───── Supplied material

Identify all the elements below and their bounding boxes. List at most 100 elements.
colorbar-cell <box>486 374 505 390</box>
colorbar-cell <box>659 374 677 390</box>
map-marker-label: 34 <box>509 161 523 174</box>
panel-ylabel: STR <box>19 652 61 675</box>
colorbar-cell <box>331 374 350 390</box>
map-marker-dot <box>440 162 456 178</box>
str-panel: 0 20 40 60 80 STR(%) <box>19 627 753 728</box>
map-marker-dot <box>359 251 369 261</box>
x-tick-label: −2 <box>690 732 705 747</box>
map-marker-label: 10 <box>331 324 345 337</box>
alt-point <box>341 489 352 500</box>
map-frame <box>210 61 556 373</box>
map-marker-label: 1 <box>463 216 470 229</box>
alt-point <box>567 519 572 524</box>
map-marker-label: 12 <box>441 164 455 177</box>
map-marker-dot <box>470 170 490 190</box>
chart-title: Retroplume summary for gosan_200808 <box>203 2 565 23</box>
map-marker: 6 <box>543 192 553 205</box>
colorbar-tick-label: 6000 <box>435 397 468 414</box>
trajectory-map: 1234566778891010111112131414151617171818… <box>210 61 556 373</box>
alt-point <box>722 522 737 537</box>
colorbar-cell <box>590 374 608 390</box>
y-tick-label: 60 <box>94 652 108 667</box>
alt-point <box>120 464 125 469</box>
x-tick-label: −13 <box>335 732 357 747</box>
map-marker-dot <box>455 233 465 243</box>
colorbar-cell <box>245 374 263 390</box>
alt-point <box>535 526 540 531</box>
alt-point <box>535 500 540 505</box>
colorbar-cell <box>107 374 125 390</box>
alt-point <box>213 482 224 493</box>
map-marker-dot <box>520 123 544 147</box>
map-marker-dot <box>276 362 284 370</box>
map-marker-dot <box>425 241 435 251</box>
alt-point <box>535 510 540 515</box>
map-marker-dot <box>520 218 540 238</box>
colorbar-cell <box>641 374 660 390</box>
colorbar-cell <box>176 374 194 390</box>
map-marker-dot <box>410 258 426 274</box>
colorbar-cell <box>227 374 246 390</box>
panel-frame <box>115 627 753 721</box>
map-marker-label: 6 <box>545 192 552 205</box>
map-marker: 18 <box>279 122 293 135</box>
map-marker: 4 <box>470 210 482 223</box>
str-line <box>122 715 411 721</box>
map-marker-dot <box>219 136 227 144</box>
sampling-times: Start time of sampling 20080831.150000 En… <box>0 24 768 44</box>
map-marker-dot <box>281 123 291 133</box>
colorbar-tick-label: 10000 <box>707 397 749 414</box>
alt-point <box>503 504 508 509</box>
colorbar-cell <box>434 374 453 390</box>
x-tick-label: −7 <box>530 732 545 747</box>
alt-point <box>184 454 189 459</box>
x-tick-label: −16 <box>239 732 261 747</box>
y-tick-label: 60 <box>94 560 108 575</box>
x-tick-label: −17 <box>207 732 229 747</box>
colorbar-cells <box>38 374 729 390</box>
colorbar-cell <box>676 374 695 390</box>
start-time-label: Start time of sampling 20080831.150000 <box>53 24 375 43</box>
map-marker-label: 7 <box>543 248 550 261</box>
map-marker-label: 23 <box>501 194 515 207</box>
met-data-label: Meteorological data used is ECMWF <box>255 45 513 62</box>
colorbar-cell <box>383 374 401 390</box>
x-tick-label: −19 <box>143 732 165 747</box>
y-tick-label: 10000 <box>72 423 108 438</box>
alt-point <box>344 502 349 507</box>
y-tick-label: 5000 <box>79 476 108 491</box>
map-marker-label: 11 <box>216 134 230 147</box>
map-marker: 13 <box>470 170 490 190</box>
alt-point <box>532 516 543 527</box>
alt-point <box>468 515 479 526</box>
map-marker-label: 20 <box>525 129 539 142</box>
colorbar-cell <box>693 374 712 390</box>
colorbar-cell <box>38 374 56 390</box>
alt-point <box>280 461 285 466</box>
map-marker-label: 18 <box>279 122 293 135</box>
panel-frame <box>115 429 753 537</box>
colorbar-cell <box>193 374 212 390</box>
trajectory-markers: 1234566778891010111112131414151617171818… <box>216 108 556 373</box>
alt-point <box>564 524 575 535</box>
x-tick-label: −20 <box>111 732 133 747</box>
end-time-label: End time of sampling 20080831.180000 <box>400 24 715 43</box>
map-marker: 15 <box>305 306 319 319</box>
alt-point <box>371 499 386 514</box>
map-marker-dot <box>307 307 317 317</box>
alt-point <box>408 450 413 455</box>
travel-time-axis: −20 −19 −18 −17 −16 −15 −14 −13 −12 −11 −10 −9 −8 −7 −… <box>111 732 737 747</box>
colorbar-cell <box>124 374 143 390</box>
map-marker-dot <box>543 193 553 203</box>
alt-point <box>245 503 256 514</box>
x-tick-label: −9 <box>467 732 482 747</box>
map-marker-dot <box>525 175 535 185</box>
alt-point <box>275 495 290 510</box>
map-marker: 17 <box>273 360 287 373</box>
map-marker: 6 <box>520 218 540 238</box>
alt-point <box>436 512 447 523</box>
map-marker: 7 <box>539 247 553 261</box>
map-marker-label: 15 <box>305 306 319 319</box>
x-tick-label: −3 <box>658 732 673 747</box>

──────────

• [What this task involves]
How many lines of the listing above contain the string "time"? Reply with the number alone.

• [Answer to this exercise]
4